### WORK TO DO
Write out everything in the passage on Zelenskyy's open letter to Putin from "Early in his" down to "not already done.".

### PASSAGE PROVIDED
Though addressed to Putin, the open letter seemed intended as well for Trump’s attention. And it was not clear whether Zelenskyy’s appeal was meant to jump-start talks or to denigrate a potential negotiating counterpart.
Woven into the offer for peace talks were needling remarks about a strongman leader unable to defend his own capital, Moscow, or a second city, St. Petersburg, from a nation Putin invaded 4 1/2 years ago with the goal of a quick win.
“After 26 years in power, age is beginning to take its toll,” Zelenskyy wrote to Putin, who is 73, turning the knife. Zelenskyy, who is 25 years younger, has pointed to the Russian leader’s age to cast doubt on the stability of Russia’s one-man-rule political system.
The letter also touched on reports of rising discontent in Russia over gasoline shortages from attacks on refineries, as well as inflation and war fatigue.
Most independent analysts of Russia’s politics say Putin is not vulnerable to internal unrest.
The letter was posted a day after a drone strike on an oil depot outside St. Petersburg and a day before Putin is scheduled to deliver a speech to an economic conference at a venue outside that city Friday. The attack sent a huge cloud of black smoke wafting over the highway leading from the city to the conference site.
The letter appeared to be at least in part a publicity move, trumpeting the long-range drone strike on St. Petersburg, which had both an economic and a psychological impact on Russia. Even before that attack, Putin scaled down a Victory Day parade in Moscow last month amid worries of other Ukrainian strikes.
“Now we can all see that Russians are finally becoming less comfortable with this reality,” Zelenskyy wrote.
In his appeal for direct talks to end the war, Zelenskyy asked for a process apart from that led by the Trump administration. Running for election, Trump promised to end the war in a day, only to have talks stretch out now more than a year.
Zelenskyy wrote that the United States had failed to deliver on what he said was an apparent agreement between Trump and Putin.
“We have heard that you were promised in Alaska the resolution of certain issues concerning Ukraine and Europe,” Zelenskyy wrote, referring to a summit last summer in Anchorage. Russia has said that Trump agreed that Ukraine would cede land for peace. Ukraine has not done so.
“You can see for yourself that Ukrainian and European issues are not decided in Anchorage,” Zelenskyy wrote.
What Zelenskyy might gain from the mixed tactic of poking the bear while appealing for peace is unclear.
Early in his presidency, he adhered to a policy of refraining from provoking Putin, aides have said. That has shifted.
The letter and the provocative drone strike might buoy spirits inside Ukraine. It might also send to an audience of one — Trump — a message about Putin’s declining fortunes. Or it might help stoke domestic discord inside Russia.
In any case, in Ukraine, Russia is seen able to do little in retaliation with missile strikes that it has not already done.

[Element box records]
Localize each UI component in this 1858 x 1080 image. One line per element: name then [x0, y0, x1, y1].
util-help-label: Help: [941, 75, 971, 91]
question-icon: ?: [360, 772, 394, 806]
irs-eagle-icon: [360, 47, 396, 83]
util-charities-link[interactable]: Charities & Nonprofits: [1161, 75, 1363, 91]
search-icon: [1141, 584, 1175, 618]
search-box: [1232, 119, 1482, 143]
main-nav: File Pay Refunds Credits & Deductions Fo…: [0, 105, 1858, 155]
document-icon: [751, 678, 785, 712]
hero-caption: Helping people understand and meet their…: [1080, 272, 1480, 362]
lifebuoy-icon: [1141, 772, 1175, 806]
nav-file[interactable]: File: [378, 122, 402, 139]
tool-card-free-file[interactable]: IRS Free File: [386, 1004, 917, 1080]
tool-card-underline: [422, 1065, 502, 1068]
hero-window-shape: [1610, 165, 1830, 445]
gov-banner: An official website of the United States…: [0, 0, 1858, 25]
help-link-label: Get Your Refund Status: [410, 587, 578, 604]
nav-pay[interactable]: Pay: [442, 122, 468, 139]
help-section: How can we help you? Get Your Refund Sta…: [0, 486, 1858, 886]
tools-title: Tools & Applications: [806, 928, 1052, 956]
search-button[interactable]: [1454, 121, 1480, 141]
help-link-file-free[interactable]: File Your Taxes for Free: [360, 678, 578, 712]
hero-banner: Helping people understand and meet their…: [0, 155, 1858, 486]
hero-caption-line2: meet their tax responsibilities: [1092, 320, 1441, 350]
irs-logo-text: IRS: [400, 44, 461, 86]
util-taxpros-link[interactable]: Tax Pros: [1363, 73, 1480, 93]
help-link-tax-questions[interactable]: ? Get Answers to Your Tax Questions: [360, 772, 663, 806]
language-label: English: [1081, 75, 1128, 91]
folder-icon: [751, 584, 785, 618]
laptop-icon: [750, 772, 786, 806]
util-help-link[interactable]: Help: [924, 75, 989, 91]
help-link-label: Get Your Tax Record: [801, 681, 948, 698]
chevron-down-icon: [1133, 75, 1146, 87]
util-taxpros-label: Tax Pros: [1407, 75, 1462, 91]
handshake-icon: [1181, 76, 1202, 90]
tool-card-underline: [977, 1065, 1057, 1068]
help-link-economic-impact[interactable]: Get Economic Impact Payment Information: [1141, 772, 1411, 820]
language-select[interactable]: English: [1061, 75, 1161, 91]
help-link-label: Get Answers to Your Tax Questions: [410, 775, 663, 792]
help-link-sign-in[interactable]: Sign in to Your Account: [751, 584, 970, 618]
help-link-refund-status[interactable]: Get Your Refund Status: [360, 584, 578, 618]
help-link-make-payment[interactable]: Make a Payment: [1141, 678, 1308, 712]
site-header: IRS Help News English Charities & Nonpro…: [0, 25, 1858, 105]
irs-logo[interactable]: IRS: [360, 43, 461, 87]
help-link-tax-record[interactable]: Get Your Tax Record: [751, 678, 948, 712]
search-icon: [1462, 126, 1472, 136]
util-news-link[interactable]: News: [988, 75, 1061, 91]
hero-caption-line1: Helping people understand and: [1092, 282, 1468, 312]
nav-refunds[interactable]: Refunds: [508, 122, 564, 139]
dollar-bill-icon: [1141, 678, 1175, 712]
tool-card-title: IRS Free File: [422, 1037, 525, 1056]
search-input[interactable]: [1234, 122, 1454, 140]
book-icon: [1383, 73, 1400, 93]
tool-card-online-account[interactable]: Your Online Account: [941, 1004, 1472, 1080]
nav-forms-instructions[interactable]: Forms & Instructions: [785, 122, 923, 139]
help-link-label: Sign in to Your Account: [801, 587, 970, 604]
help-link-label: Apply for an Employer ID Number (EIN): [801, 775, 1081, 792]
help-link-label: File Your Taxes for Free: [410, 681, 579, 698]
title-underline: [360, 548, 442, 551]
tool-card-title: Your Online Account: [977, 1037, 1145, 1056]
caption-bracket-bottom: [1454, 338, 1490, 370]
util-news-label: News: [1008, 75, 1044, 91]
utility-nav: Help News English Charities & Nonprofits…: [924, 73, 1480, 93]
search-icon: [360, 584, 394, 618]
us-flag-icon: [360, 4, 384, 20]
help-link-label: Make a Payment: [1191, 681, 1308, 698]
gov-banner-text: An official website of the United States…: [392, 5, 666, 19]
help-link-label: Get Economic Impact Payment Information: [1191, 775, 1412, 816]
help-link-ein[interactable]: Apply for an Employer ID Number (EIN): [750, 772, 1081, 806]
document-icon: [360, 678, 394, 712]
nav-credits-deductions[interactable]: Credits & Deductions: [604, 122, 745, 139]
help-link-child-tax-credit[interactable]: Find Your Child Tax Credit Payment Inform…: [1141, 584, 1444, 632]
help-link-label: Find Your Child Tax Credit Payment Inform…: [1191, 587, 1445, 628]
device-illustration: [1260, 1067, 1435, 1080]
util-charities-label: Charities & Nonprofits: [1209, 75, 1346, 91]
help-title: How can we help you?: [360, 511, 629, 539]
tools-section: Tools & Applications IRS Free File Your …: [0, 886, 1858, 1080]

### FINAL RESULT
Early in his presidency, he adhered to a policy of refraining from provoking Putin, aides have said. That has shifted.
The letter and the provocative drone strike might buoy spirits inside Ukraine. It might also send to an audience of one — Trump — a message about Putin’s declining fortunes. Or it might help stoke domestic discord inside Russia.
In any case, in Ukraine, Russia is seen able to do little in retaliation with missile strikes that it has not already done.